Collected data entries:
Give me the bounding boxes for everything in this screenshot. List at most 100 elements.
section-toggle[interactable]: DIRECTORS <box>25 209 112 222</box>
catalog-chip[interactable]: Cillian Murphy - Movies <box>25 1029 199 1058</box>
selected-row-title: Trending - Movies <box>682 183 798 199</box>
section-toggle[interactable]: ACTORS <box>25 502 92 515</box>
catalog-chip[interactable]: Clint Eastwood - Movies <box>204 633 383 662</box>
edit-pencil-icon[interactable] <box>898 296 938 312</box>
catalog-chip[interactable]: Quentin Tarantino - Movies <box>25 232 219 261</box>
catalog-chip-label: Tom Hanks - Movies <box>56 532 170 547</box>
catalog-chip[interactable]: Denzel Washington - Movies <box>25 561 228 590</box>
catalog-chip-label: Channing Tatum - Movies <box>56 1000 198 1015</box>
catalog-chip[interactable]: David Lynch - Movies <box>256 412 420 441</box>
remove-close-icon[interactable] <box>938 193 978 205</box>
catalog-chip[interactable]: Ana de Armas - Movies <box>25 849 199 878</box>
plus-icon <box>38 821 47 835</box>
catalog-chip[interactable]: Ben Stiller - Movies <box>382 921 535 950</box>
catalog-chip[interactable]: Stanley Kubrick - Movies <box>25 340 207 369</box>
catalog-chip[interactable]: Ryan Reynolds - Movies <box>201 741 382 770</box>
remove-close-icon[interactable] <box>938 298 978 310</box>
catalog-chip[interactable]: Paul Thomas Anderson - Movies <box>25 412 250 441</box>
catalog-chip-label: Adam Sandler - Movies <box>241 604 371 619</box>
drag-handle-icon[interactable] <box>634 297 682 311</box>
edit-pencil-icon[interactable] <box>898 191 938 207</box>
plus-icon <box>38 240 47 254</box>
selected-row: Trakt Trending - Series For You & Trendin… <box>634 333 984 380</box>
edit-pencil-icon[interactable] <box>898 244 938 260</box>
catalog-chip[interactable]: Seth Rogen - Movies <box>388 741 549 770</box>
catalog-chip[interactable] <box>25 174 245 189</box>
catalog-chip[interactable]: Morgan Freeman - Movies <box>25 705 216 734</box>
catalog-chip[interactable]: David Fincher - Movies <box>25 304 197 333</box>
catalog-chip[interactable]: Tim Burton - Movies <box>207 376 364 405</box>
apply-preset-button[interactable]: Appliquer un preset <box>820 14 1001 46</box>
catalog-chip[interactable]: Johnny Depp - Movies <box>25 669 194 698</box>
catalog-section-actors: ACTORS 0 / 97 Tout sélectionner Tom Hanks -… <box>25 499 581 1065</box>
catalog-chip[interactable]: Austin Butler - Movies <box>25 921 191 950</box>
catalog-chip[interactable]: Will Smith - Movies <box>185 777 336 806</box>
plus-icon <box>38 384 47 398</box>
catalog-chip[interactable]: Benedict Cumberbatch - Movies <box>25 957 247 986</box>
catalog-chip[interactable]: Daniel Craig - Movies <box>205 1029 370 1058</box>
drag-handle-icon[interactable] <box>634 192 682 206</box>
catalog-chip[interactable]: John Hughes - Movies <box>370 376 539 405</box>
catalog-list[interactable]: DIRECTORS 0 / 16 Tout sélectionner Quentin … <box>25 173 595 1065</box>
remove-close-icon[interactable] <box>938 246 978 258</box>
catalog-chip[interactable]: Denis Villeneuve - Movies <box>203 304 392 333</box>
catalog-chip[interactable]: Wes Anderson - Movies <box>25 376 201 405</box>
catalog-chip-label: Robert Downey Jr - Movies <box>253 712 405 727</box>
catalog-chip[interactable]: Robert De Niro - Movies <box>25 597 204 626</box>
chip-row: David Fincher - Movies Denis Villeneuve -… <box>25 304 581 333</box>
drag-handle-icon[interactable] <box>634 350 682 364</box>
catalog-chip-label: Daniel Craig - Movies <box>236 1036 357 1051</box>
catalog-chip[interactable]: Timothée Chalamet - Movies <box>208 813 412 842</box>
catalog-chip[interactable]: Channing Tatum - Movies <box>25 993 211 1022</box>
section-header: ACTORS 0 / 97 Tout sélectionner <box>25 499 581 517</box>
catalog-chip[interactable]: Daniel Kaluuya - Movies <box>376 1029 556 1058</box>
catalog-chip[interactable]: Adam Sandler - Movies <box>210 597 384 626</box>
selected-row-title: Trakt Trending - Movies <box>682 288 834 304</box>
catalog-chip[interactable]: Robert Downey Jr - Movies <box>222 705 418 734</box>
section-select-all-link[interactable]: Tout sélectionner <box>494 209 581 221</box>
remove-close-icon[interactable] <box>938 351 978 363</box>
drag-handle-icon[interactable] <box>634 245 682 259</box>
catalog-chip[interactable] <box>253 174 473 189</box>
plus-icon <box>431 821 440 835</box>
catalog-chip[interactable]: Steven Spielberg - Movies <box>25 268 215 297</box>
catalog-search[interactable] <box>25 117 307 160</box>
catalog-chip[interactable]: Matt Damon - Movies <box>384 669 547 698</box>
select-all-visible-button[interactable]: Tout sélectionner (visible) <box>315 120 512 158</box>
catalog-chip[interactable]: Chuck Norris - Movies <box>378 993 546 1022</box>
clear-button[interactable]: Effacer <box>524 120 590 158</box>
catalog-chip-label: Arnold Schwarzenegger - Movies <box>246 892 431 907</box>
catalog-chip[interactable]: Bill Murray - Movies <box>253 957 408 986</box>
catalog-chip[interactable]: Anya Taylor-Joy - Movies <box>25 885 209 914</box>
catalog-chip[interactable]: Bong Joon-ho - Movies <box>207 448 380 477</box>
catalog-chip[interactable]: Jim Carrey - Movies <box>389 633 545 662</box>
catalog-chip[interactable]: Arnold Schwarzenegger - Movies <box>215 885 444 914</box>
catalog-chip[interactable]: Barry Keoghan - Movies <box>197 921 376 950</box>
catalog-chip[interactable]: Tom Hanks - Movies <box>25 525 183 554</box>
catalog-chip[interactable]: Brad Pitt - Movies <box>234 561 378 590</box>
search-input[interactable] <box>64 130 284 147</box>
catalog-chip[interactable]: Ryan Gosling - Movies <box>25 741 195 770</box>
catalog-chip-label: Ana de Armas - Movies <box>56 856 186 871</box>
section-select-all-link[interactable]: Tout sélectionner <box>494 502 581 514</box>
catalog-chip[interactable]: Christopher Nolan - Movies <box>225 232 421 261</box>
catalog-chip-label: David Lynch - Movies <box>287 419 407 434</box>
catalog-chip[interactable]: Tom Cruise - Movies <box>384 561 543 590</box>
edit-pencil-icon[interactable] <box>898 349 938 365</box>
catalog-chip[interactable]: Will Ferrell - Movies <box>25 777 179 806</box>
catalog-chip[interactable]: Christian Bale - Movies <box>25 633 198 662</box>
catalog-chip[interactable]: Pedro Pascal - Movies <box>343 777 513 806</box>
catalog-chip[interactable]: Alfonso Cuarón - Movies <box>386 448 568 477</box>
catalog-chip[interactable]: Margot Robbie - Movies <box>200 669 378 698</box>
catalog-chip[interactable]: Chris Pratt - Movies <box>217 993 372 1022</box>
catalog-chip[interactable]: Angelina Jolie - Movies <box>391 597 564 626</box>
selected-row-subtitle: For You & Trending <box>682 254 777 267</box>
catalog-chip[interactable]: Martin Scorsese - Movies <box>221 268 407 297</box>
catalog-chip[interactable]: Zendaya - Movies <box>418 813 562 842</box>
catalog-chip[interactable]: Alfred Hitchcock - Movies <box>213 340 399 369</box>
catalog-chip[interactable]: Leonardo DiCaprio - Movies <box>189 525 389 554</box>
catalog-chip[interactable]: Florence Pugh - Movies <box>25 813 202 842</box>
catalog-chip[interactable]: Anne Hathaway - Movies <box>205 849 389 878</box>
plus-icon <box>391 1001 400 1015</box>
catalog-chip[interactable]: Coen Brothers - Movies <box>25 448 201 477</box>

GOAL OF THE EXERCISE.
Put the lines of all the records above into a Markdown table with two columns, Row and Line. Number each row, and leave out any blank lines.

OUTPUT BELOW.
| Row | Line |
|---|---|
| 1 | Give me the bounding boxes for everything in this screenshot. List at most 100 elements. |
| 2 | section-toggle[interactable]: DIRECTORS <box>25 209 112 222</box> |
| 3 | catalog-chip[interactable]: Cillian Murphy - Movies <box>25 1029 199 1058</box> |
| 4 | selected-row-title: Trending - Movies <box>682 183 798 199</box> |
| 5 | section-toggle[interactable]: ACTORS <box>25 502 92 515</box> |
| 6 | catalog-chip[interactable]: Clint Eastwood - Movies <box>204 633 383 662</box> |
| 7 | edit-pencil-icon[interactable] <box>898 296 938 312</box> |
| 8 | catalog-chip[interactable]: Quentin Tarantino - Movies <box>25 232 219 261</box> |
| 9 | catalog-chip-label: Tom Hanks - Movies <box>56 532 170 547</box> |
| 10 | catalog-chip[interactable]: Denzel Washington - Movies <box>25 561 228 590</box> |
| 11 | catalog-chip-label: Channing Tatum - Movies <box>56 1000 198 1015</box> |
| 12 | catalog-chip[interactable]: David Lynch - Movies <box>256 412 420 441</box> |
| 13 | remove-close-icon[interactable] <box>938 193 978 205</box> |
| 14 | catalog-chip[interactable]: Ana de Armas - Movies <box>25 849 199 878</box> |
| 15 | plus-icon <box>38 821 47 835</box> |
| 16 | catalog-chip[interactable]: Ben Stiller - Movies <box>382 921 535 950</box> |
| 17 | catalog-chip[interactable]: Stanley Kubrick - Movies <box>25 340 207 369</box> |
| 18 | catalog-chip[interactable]: Ryan Reynolds - Movies <box>201 741 382 770</box> |
| 19 | remove-close-icon[interactable] <box>938 298 978 310</box> |
| 20 | catalog-chip[interactable]: Paul Thomas Anderson - Movies <box>25 412 250 441</box> |
| 21 | catalog-chip-label: Adam Sandler - Movies <box>241 604 371 619</box> |
| 22 | drag-handle-icon[interactable] <box>634 297 682 311</box> |
| 23 | edit-pencil-icon[interactable] <box>898 191 938 207</box> |
| 24 | plus-icon <box>38 240 47 254</box> |
| 25 | selected-row: Trakt Trending - Series For You & Trendin… <box>634 333 984 380</box> |
| 26 | edit-pencil-icon[interactable] <box>898 244 938 260</box> |
| 27 | catalog-chip[interactable]: Seth Rogen - Movies <box>388 741 549 770</box> |
| 28 | catalog-chip[interactable] <box>25 174 245 189</box> |
| 29 | catalog-chip[interactable]: Morgan Freeman - Movies <box>25 705 216 734</box> |
| 30 | catalog-chip[interactable]: David Fincher - Movies <box>25 304 197 333</box> |
| 31 | catalog-chip[interactable]: Tim Burton - Movies <box>207 376 364 405</box> |
| 32 | apply-preset-button[interactable]: Appliquer un preset <box>820 14 1001 46</box> |
| 33 | catalog-chip[interactable]: Johnny Depp - Movies <box>25 669 194 698</box> |
| 34 | catalog-section-actors: ACTORS 0 / 97 Tout sélectionner Tom Hanks -… <box>25 499 581 1065</box> |
| 35 | catalog-chip[interactable]: Austin Butler - Movies <box>25 921 191 950</box> |
| 36 | catalog-chip[interactable]: Will Smith - Movies <box>185 777 336 806</box> |
| 37 | plus-icon <box>38 384 47 398</box> |
| 38 | catalog-chip[interactable]: Benedict Cumberbatch - Movies <box>25 957 247 986</box> |
| 39 | catalog-chip[interactable]: Daniel Craig - Movies <box>205 1029 370 1058</box> |
| 40 | drag-handle-icon[interactable] <box>634 192 682 206</box> |
| 41 | catalog-chip[interactable]: John Hughes - Movies <box>370 376 539 405</box> |
| 42 | catalog-list[interactable]: DIRECTORS 0 / 16 Tout sélectionner Quentin … <box>25 173 595 1065</box> |
| 43 | remove-close-icon[interactable] <box>938 246 978 258</box> |
| 44 | catalog-chip[interactable]: Denis Villeneuve - Movies <box>203 304 392 333</box> |
| 45 | catalog-chip[interactable]: Wes Anderson - Movies <box>25 376 201 405</box> |
| 46 | catalog-chip-label: Robert Downey Jr - Movies <box>253 712 405 727</box> |
| 47 | catalog-chip[interactable]: Robert De Niro - Movies <box>25 597 204 626</box> |
| 48 | chip-row: David Fincher - Movies Denis Villeneuve -… <box>25 304 581 333</box> |
| 49 | drag-handle-icon[interactable] <box>634 350 682 364</box> |
| 50 | catalog-chip-label: Daniel Craig - Movies <box>236 1036 357 1051</box> |
| 51 | catalog-chip[interactable]: Timothée Chalamet - Movies <box>208 813 412 842</box> |
| 52 | catalog-chip[interactable]: Channing Tatum - Movies <box>25 993 211 1022</box> |
| 53 | section-header: ACTORS 0 / 97 Tout sélectionner <box>25 499 581 517</box> |
| 54 | catalog-chip[interactable]: Daniel Kaluuya - Movies <box>376 1029 556 1058</box> |
| 55 | catalog-chip[interactable]: Adam Sandler - Movies <box>210 597 384 626</box> |
| 56 | selected-row-title: Trakt Trending - Movies <box>682 288 834 304</box> |
| 57 | catalog-chip[interactable]: Robert Downey Jr - Movies <box>222 705 418 734</box> |
| 58 | section-select-all-link[interactable]: Tout sélectionner <box>494 209 581 221</box> |
| 59 | remove-close-icon[interactable] <box>938 351 978 363</box> |
| 60 | drag-handle-icon[interactable] <box>634 245 682 259</box> |
| 61 | catalog-chip[interactable] <box>253 174 473 189</box> |
| 62 | plus-icon <box>431 821 440 835</box> |
| 63 | catalog-chip[interactable]: Steven Spielberg - Movies <box>25 268 215 297</box> |
| 64 | catalog-search[interactable] <box>25 117 307 160</box> |
| 65 | catalog-chip[interactable]: Matt Damon - Movies <box>384 669 547 698</box> |
| 66 | select-all-visible-button[interactable]: Tout sélectionner (visible) <box>315 120 512 158</box> |
| 67 | catalog-chip[interactable]: Chuck Norris - Movies <box>378 993 546 1022</box> |
| 68 | clear-button[interactable]: Effacer <box>524 120 590 158</box> |
| 69 | catalog-chip-label: Arnold Schwarzenegger - Movies <box>246 892 431 907</box> |
| 70 | catalog-chip[interactable]: Bill Murray - Movies <box>253 957 408 986</box> |
| 71 | catalog-chip[interactable]: Anya Taylor-Joy - Movies <box>25 885 209 914</box> |
| 72 | catalog-chip[interactable]: Bong Joon-ho - Movies <box>207 448 380 477</box> |
| 73 | catalog-chip[interactable]: Jim Carrey - Movies <box>389 633 545 662</box> |
| 74 | catalog-chip[interactable]: Arnold Schwarzenegger - Movies <box>215 885 444 914</box> |
| 75 | catalog-chip[interactable]: Barry Keoghan - Movies <box>197 921 376 950</box> |
| 76 | catalog-chip[interactable]: Tom Hanks - Movies <box>25 525 183 554</box> |
| 77 | catalog-chip[interactable]: Brad Pitt - Movies <box>234 561 378 590</box> |
| 78 | search-input[interactable] <box>64 130 284 147</box> |
| 79 | catalog-chip[interactable]: Ryan Gosling - Movies <box>25 741 195 770</box> |
| 80 | catalog-chip-label: Ana de Armas - Movies <box>56 856 186 871</box> |
| 81 | section-select-all-link[interactable]: Tout sélectionner <box>494 502 581 514</box> |
| 82 | catalog-chip[interactable]: Christopher Nolan - Movies <box>225 232 421 261</box> |
| 83 | catalog-chip-label: David Lynch - Movies <box>287 419 407 434</box> |
| 84 | catalog-chip[interactable]: Tom Cruise - Movies <box>384 561 543 590</box> |
| 85 | edit-pencil-icon[interactable] <box>898 349 938 365</box> |
| 86 | catalog-chip[interactable]: Will Ferrell - Movies <box>25 777 179 806</box> |
| 87 | catalog-chip[interactable]: Christian Bale - Movies <box>25 633 198 662</box> |
| 88 | catalog-chip[interactable]: Pedro Pascal - Movies <box>343 777 513 806</box> |
| 89 | catalog-chip[interactable]: Alfonso Cuarón - Movies <box>386 448 568 477</box> |
| 90 | catalog-chip[interactable]: Margot Robbie - Movies <box>200 669 378 698</box> |
| 91 | catalog-chip[interactable]: Chris Pratt - Movies <box>217 993 372 1022</box> |
| 92 | catalog-chip[interactable]: Angelina Jolie - Movies <box>391 597 564 626</box> |
| 93 | selected-row-subtitle: For You & Trending <box>682 254 777 267</box> |
| 94 | catalog-chip[interactable]: Martin Scorsese - Movies <box>221 268 407 297</box> |
| 95 | catalog-chip[interactable]: Zendaya - Movies <box>418 813 562 842</box> |
| 96 | catalog-chip[interactable]: Alfred Hitchcock - Movies <box>213 340 399 369</box> |
| 97 | catalog-chip[interactable]: Leonardo DiCaprio - Movies <box>189 525 389 554</box> |
| 98 | catalog-chip[interactable]: Florence Pugh - Movies <box>25 813 202 842</box> |
| 99 | catalog-chip[interactable]: Anne Hathaway - Movies <box>205 849 389 878</box> |
| 100 | plus-icon <box>391 1001 400 1015</box> |
| 101 | catalog-chip[interactable]: Coen Brothers - Movies <box>25 448 201 477</box> |